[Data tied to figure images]
▬▬▬▬▬▬

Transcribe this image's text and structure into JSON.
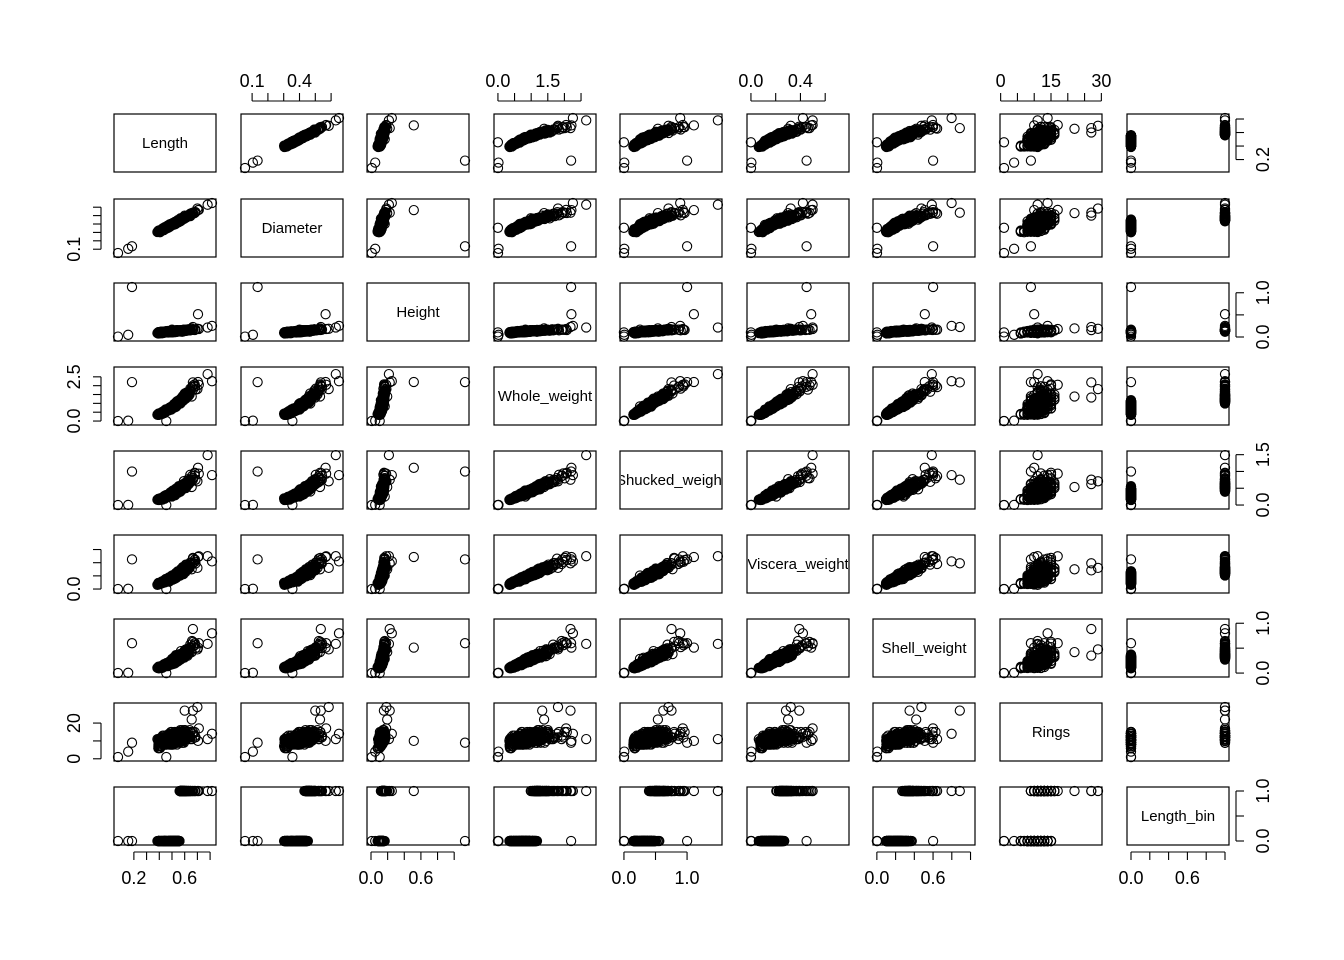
{
  "chart_data": {
    "type": "scatter",
    "kind": "scatterplot-matrix",
    "grid": false,
    "marker": "open-circle",
    "variables": [
      {
        "name": "Length",
        "label": "Length",
        "range": [
          0.075,
          0.815
        ]
      },
      {
        "name": "Diameter",
        "label": "Diameter",
        "range": [
          0.055,
          0.65
        ]
      },
      {
        "name": "Height",
        "label": "Height",
        "range": [
          0.0,
          1.13
        ]
      },
      {
        "name": "Whole_weight",
        "label": "Whole_weight",
        "range": [
          0.002,
          2.83
        ]
      },
      {
        "name": "Shucked_weight",
        "label": "Shucked_weight",
        "range": [
          0.001,
          1.49
        ]
      },
      {
        "name": "Viscera_weight",
        "label": "Viscera_weight",
        "range": [
          0.0005,
          0.76
        ]
      },
      {
        "name": "Shell_weight",
        "label": "Shell_weight",
        "range": [
          0.0015,
          1.005
        ]
      },
      {
        "name": "Rings",
        "label": "Rings",
        "range": [
          1,
          29
        ]
      },
      {
        "name": "Length_bin",
        "label": "Length_bin",
        "range": [
          0,
          1
        ]
      }
    ],
    "axes": {
      "bottom": [
        {
          "var_index": 0,
          "ticks": [
            0.2,
            0.3,
            0.4,
            0.5,
            0.6,
            0.7,
            0.8
          ],
          "labels": [
            "0.2",
            "0.6"
          ],
          "label_values": [
            0.2,
            0.6
          ]
        },
        {
          "var_index": 2,
          "ticks": [
            0.0,
            0.2,
            0.4,
            0.6,
            0.8,
            1.0
          ],
          "labels": [
            "0.0",
            "0.6"
          ],
          "label_values": [
            0.0,
            0.6
          ]
        },
        {
          "var_index": 4,
          "ticks": [
            0.0,
            0.5,
            1.0
          ],
          "labels": [
            "0.0",
            "1.0"
          ],
          "label_values": [
            0.0,
            1.0
          ]
        },
        {
          "var_index": 6,
          "ticks": [
            0.0,
            0.2,
            0.4,
            0.6,
            0.8,
            1.0
          ],
          "labels": [
            "0.0",
            "0.6"
          ],
          "label_values": [
            0.0,
            0.6
          ]
        },
        {
          "var_index": 8,
          "ticks": [
            0.0,
            0.2,
            0.4,
            0.6,
            0.8,
            1.0
          ],
          "labels": [
            "0.0",
            "0.6"
          ],
          "label_values": [
            0.0,
            0.6
          ]
        }
      ],
      "top": [
        {
          "var_index": 1,
          "ticks": [
            0.1,
            0.2,
            0.3,
            0.4,
            0.5,
            0.6
          ],
          "labels": [
            "0.1",
            "0.4"
          ],
          "label_values": [
            0.1,
            0.4
          ]
        },
        {
          "var_index": 3,
          "ticks": [
            0.0,
            0.5,
            1.0,
            1.5,
            2.0,
            2.5
          ],
          "labels": [
            "0.0",
            "1.5"
          ],
          "label_values": [
            0.0,
            1.5
          ]
        },
        {
          "var_index": 5,
          "ticks": [
            0.0,
            0.2,
            0.4,
            0.6
          ],
          "labels": [
            "0.0",
            "0.4"
          ],
          "label_values": [
            0.0,
            0.4
          ]
        },
        {
          "var_index": 7,
          "ticks": [
            0,
            5,
            10,
            15,
            20,
            25,
            30
          ],
          "labels": [
            "0",
            "15",
            "30"
          ],
          "label_values": [
            0,
            15,
            30
          ]
        }
      ],
      "left": [
        {
          "var_index": 1,
          "ticks": [
            0.1,
            0.2,
            0.3,
            0.4,
            0.5,
            0.6
          ],
          "labels": [
            "0.1"
          ],
          "label_values": [
            0.1
          ]
        },
        {
          "var_index": 3,
          "ticks": [
            0.0,
            0.5,
            1.0,
            1.5,
            2.0,
            2.5
          ],
          "labels": [
            "0.0",
            "2.5"
          ],
          "label_values": [
            0.0,
            2.5
          ]
        },
        {
          "var_index": 5,
          "ticks": [
            0.0,
            0.2,
            0.4,
            0.6
          ],
          "labels": [
            "0.0"
          ],
          "label_values": [
            0.0
          ]
        },
        {
          "var_index": 7,
          "ticks": [
            0,
            10,
            20
          ],
          "labels": [
            "0",
            "20"
          ],
          "label_values": [
            0,
            20
          ]
        }
      ],
      "right": [
        {
          "var_index": 0,
          "ticks": [
            0.2,
            0.4,
            0.6,
            0.8
          ],
          "labels": [
            "0.2"
          ],
          "label_values": [
            0.2
          ]
        },
        {
          "var_index": 2,
          "ticks": [
            0.0,
            0.5,
            1.0
          ],
          "labels": [
            "0.0",
            "1.0"
          ],
          "label_values": [
            0.0,
            1.0
          ]
        },
        {
          "var_index": 4,
          "ticks": [
            0.0,
            0.5,
            1.0,
            1.5
          ],
          "labels": [
            "0.0",
            "1.5"
          ],
          "label_values": [
            0.0,
            1.5
          ]
        },
        {
          "var_index": 6,
          "ticks": [
            0.0,
            0.5,
            1.0
          ],
          "labels": [
            "0.0",
            "1.0"
          ],
          "label_values": [
            0.0,
            1.0
          ]
        },
        {
          "var_index": 8,
          "ticks": [
            0.0,
            0.5,
            1.0
          ],
          "labels": [
            "0.0",
            "1.0"
          ],
          "label_values": [
            0.0,
            1.0
          ]
        }
      ]
    },
    "observations": {
      "columns": [
        "Length",
        "Diameter",
        "Height",
        "Whole_weight",
        "Shucked_weight",
        "Viscera_weight",
        "Shell_weight",
        "Rings",
        "Length_bin"
      ],
      "rows": [
        [
          0.185,
          0.135,
          1.13,
          2.2,
          1.0,
          0.45,
          0.6,
          9,
          0
        ],
        [
          0.705,
          0.565,
          0.515,
          2.21,
          1.1075,
          0.4865,
          0.512,
          10,
          1
        ],
        [
          0.455,
          0.355,
          0.105,
          0.0,
          0.0,
          0.0,
          0.0,
          1,
          0
        ],
        [
          0.815,
          0.65,
          0.25,
          2.255,
          0.8905,
          0.42,
          0.7975,
          14,
          1
        ],
        [
          0.78,
          0.63,
          0.215,
          2.657,
          1.488,
          0.4985,
          0.586,
          11,
          1
        ],
        [
          0.7,
          0.585,
          0.185,
          1.8075,
          0.7055,
          0.3215,
          0.475,
          29,
          1
        ],
        [
          0.6,
          0.5,
          0.155,
          1.332,
          0.6235,
          0.2835,
          0.35,
          27,
          1
        ],
        [
          0.155,
          0.105,
          0.05,
          0.0175,
          0.005,
          0.0035,
          0.005,
          4,
          0
        ],
        [
          0.075,
          0.055,
          0.01,
          0.002,
          0.001,
          0.0005,
          0.0015,
          1,
          0
        ],
        [
          0.665,
          0.535,
          0.225,
          2.1835,
          0.7535,
          0.391,
          0.885,
          27,
          1
        ],
        [
          0.5,
          0.4,
          0.165,
          0.825,
          0.254,
          0.205,
          0.285,
          13,
          0
        ],
        [
          0.655,
          0.53,
          0.195,
          1.388,
          0.5385,
          0.3,
          0.42,
          22,
          1
        ]
      ]
    }
  }
}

▬▬▬▬▬▬

| Task directions |
Scan the lines for the string "Diameter". Copy out each line that matches.

| Full solution |
        "name": "Diameter",
        "label": "Diameter",
        "Diameter",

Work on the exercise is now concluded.